■ **DATA FOR PROCESSING**:
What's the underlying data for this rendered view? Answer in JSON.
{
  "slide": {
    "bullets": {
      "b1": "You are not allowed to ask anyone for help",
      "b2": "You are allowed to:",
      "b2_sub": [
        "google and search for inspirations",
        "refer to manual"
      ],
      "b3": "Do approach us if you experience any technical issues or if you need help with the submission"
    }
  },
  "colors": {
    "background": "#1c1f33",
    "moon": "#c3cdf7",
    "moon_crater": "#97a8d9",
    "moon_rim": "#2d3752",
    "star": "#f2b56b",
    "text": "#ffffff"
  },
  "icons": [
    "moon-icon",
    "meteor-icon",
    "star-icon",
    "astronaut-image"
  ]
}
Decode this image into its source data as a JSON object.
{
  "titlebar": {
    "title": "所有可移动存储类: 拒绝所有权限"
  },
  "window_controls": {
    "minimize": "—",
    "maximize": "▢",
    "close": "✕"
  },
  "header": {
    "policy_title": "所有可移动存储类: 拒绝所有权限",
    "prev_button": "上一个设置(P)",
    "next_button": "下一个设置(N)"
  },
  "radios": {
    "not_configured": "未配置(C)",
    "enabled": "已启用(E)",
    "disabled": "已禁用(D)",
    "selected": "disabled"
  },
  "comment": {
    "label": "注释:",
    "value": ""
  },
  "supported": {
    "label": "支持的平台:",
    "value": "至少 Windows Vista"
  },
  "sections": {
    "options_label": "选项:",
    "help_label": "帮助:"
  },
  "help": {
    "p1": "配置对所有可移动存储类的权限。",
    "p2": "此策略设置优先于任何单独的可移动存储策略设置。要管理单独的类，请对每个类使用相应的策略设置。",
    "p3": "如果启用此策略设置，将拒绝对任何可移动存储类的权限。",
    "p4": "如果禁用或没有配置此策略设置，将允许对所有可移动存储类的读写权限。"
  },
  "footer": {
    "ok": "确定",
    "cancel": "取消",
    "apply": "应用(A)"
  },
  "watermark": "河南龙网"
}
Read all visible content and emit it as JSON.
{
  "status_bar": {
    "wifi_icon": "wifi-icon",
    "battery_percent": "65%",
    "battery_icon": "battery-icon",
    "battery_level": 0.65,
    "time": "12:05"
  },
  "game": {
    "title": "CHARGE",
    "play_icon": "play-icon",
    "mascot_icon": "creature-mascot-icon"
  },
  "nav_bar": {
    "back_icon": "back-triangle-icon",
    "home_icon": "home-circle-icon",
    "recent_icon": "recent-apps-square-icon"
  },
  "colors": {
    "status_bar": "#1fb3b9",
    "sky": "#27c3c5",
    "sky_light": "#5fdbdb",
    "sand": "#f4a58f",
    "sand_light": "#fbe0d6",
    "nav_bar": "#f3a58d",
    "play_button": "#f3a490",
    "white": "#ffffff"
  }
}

■ **REQUIREMENT**:
Each line of the material above must be retyped precisely.

■ **CORRECT ANSWER**:
What's the underlying data for this rendered view? Answer in JSON.
{
  "slide": {
    "bullets": {
      "b1": "You are not allowed to ask anyone for help",
      "b2": "You are allowed to:",
      "b2_sub": [
        "google and search for inspirations",
        "refer to manual"
      ],
      "b3": "Do approach us if you experience any technical issues or if you need help with the submission"
    }
  },
  "colors": {
    "background": "#1c1f33",
    "moon": "#c3cdf7",
    "moon_crater": "#97a8d9",
    "moon_rim": "#2d3752",
    "star": "#f2b56b",
    "text": "#ffffff"
  },
  "icons": [
    "moon-icon",
    "meteor-icon",
    "star-icon",
    "astronaut-image"
  ]
}
Decode this image into its source data as a JSON object.
{
  "titlebar": {
    "title": "所有可移动存储类: 拒绝所有权限"
  },
  "window_controls": {
    "minimize": "—",
    "maximize": "▢",
    "close": "✕"
  },
  "header": {
    "policy_title": "所有可移动存储类: 拒绝所有权限",
    "prev_button": "上一个设置(P)",
    "next_button": "下一个设置(N)"
  },
  "radios": {
    "not_configured": "未配置(C)",
    "enabled": "已启用(E)",
    "disabled": "已禁用(D)",
    "selected": "disabled"
  },
  "comment": {
    "label": "注释:",
    "value": ""
  },
  "supported": {
    "label": "支持的平台:",
    "value": "至少 Windows Vista"
  },
  "sections": {
    "options_label": "选项:",
    "help_label": "帮助:"
  },
  "help": {
    "p1": "配置对所有可移动存储类的权限。",
    "p2": "此策略设置优先于任何单独的可移动存储策略设置。要管理单独的类，请对每个类使用相应的策略设置。",
    "p3": "如果启用此策略设置，将拒绝对任何可移动存储类的权限。",
    "p4": "如果禁用或没有配置此策略设置，将允许对所有可移动存储类的读写权限。"
  },
  "footer": {
    "ok": "确定",
    "cancel": "取消",
    "apply": "应用(A)"
  },
  "watermark": "河南龙网"
}
Read all visible content and emit it as JSON.
{
  "status_bar": {
    "wifi_icon": "wifi-icon",
    "battery_percent": "65%",
    "battery_icon": "battery-icon",
    "battery_level": 0.65,
    "time": "12:05"
  },
  "game": {
    "title": "CHARGE",
    "play_icon": "play-icon",
    "mascot_icon": "creature-mascot-icon"
  },
  "nav_bar": {
    "back_icon": "back-triangle-icon",
    "home_icon": "home-circle-icon",
    "recent_icon": "recent-apps-square-icon"
  },
  "colors": {
    "status_bar": "#1fb3b9",
    "sky": "#27c3c5",
    "sky_light": "#5fdbdb",
    "sand": "#f4a58f",
    "sand_light": "#fbe0d6",
    "nav_bar": "#f3a58d",
    "play_button": "#f3a490",
    "white": "#ffffff"
  }
}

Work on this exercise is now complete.